» WRITTEN EXERCISE
Put each line of the items, from the first one up to and including the line containing "square-b4[interactable] <box>113 145", into a JSON list of strings with one string per line, leaving out any blank lines.

» DATA
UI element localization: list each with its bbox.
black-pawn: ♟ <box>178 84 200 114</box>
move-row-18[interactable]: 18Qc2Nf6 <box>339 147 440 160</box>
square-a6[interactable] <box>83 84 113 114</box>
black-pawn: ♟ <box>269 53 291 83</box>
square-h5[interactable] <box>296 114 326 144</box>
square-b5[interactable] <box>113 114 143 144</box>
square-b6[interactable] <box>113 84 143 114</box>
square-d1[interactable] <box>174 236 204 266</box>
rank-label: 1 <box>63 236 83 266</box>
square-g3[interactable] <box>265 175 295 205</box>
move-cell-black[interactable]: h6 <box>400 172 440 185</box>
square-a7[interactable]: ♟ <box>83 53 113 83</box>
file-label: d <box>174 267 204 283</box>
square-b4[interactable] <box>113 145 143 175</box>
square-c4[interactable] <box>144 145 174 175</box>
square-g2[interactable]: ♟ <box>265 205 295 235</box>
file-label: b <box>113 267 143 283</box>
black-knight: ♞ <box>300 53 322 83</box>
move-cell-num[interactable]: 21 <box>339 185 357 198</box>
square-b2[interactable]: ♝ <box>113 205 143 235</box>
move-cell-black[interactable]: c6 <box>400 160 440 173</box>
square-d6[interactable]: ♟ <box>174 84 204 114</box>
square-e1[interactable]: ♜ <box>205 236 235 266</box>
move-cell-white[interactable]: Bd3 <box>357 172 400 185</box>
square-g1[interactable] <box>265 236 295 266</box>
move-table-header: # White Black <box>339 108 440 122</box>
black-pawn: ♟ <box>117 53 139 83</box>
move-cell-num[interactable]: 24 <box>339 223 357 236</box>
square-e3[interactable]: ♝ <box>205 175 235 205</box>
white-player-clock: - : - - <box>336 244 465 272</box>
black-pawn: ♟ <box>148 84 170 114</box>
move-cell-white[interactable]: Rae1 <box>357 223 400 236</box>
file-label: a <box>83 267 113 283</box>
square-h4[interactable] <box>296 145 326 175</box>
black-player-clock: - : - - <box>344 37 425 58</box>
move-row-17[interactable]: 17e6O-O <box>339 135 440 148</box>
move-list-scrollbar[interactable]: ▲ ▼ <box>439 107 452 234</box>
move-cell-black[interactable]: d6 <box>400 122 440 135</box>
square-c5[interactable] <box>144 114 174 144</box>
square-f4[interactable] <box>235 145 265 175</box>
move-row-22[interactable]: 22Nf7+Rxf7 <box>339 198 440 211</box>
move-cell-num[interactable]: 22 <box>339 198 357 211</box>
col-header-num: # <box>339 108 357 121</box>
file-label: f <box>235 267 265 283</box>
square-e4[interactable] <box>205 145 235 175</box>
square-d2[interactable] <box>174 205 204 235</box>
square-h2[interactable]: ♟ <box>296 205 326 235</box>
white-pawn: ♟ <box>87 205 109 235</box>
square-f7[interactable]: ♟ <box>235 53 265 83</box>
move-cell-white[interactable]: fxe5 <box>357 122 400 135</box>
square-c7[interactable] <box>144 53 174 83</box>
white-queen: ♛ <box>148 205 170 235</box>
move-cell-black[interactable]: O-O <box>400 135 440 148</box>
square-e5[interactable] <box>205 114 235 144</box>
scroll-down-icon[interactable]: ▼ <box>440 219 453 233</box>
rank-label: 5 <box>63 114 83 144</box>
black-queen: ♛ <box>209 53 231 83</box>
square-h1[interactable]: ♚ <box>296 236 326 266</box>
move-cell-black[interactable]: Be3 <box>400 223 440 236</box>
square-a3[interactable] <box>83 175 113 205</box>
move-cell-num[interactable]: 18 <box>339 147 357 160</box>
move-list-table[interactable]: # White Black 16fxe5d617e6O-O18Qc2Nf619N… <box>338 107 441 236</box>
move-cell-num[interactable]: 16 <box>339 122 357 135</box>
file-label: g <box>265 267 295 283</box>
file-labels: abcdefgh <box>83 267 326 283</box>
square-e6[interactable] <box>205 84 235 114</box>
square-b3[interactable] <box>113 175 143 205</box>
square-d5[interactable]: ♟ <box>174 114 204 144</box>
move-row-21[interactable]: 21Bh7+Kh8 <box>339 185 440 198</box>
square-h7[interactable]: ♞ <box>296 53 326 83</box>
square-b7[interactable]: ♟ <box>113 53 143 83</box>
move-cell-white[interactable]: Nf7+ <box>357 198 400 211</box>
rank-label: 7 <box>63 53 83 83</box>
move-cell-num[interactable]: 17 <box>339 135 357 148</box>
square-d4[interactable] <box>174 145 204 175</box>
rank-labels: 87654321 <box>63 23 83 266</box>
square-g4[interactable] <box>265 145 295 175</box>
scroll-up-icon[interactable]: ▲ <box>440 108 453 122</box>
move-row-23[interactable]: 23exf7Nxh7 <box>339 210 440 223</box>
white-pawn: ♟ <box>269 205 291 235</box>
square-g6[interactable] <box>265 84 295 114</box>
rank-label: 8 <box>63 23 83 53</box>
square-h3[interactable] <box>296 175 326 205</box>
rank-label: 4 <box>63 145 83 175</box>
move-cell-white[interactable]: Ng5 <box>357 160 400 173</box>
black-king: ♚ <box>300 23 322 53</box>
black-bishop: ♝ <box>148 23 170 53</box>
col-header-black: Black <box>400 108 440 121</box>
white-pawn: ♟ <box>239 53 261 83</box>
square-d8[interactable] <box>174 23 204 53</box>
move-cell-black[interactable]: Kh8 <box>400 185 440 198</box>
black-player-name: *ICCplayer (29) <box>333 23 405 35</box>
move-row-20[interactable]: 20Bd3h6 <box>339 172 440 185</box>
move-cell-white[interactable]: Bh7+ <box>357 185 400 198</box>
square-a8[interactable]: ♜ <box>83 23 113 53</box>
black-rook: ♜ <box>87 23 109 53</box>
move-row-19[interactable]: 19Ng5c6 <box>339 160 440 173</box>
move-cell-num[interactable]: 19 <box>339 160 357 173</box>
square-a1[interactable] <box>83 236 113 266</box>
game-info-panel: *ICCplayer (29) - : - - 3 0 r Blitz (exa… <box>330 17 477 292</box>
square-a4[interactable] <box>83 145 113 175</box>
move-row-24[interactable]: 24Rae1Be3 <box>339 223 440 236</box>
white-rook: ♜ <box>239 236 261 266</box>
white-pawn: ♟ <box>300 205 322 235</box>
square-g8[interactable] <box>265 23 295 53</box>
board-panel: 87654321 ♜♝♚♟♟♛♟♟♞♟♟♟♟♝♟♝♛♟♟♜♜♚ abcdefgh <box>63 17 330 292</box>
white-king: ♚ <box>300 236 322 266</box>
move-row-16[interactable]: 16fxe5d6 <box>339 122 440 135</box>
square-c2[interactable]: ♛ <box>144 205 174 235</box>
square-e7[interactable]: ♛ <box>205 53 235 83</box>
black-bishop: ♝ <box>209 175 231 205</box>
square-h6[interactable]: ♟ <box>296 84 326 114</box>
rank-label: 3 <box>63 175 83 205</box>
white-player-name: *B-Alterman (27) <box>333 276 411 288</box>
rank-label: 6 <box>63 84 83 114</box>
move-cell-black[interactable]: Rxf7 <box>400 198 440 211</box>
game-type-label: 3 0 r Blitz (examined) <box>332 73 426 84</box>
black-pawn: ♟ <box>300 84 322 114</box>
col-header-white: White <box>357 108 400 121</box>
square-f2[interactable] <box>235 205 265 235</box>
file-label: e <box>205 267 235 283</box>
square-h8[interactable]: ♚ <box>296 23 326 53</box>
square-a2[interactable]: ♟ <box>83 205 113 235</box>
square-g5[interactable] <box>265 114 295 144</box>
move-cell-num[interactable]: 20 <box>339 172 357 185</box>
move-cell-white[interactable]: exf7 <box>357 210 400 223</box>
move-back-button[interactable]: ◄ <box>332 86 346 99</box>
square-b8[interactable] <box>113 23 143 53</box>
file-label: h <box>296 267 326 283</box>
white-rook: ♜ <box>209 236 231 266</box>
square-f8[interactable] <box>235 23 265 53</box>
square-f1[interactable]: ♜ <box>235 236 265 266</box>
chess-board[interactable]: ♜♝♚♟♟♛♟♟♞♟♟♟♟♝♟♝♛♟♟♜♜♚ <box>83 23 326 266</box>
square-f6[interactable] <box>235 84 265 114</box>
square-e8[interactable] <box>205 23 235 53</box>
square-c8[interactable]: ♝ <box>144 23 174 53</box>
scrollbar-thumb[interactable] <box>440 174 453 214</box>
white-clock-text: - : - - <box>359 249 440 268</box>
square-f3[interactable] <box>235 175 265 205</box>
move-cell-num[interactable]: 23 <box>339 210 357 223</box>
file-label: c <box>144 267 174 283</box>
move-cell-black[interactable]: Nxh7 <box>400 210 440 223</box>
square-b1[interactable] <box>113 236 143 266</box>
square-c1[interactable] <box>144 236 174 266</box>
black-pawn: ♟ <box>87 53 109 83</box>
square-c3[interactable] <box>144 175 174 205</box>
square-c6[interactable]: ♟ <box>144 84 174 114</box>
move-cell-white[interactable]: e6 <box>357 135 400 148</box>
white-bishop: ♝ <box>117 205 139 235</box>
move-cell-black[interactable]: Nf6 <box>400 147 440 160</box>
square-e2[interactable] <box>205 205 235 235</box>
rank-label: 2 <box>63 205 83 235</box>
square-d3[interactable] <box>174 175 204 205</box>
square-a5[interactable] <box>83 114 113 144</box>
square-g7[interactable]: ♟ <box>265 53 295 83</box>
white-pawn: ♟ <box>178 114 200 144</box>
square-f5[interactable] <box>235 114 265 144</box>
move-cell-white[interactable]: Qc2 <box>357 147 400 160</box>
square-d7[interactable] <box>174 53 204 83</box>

» EXPECTED ANSWER
[
  "UI element localization: list each with its bbox.",
  "black-pawn: ♟ <box>178 84 200 114</box>",
  "move-row-18[interactable]: 18Qc2Nf6 <box>339 147 440 160</box>",
  "square-a6[interactable] <box>83 84 113 114</box>",
  "black-pawn: ♟ <box>269 53 291 83</box>",
  "square-h5[interactable] <box>296 114 326 144</box>",
  "square-b5[interactable] <box>113 114 143 144</box>",
  "square-b6[interactable] <box>113 84 143 114</box>",
  "square-d1[interactable] <box>174 236 204 266</box>",
  "rank-label: 1 <box>63 236 83 266</box>",
  "square-g3[interactable] <box>265 175 295 205</box>",
  "move-cell-black[interactable]: h6 <box>400 172 440 185</box>",
  "square-a7[interactable]: ♟ <box>83 53 113 83</box>",
  "file-label: d <box>174 267 204 283</box>",
  "square-b4[interactable] <box>113 145 143 175</box>"
]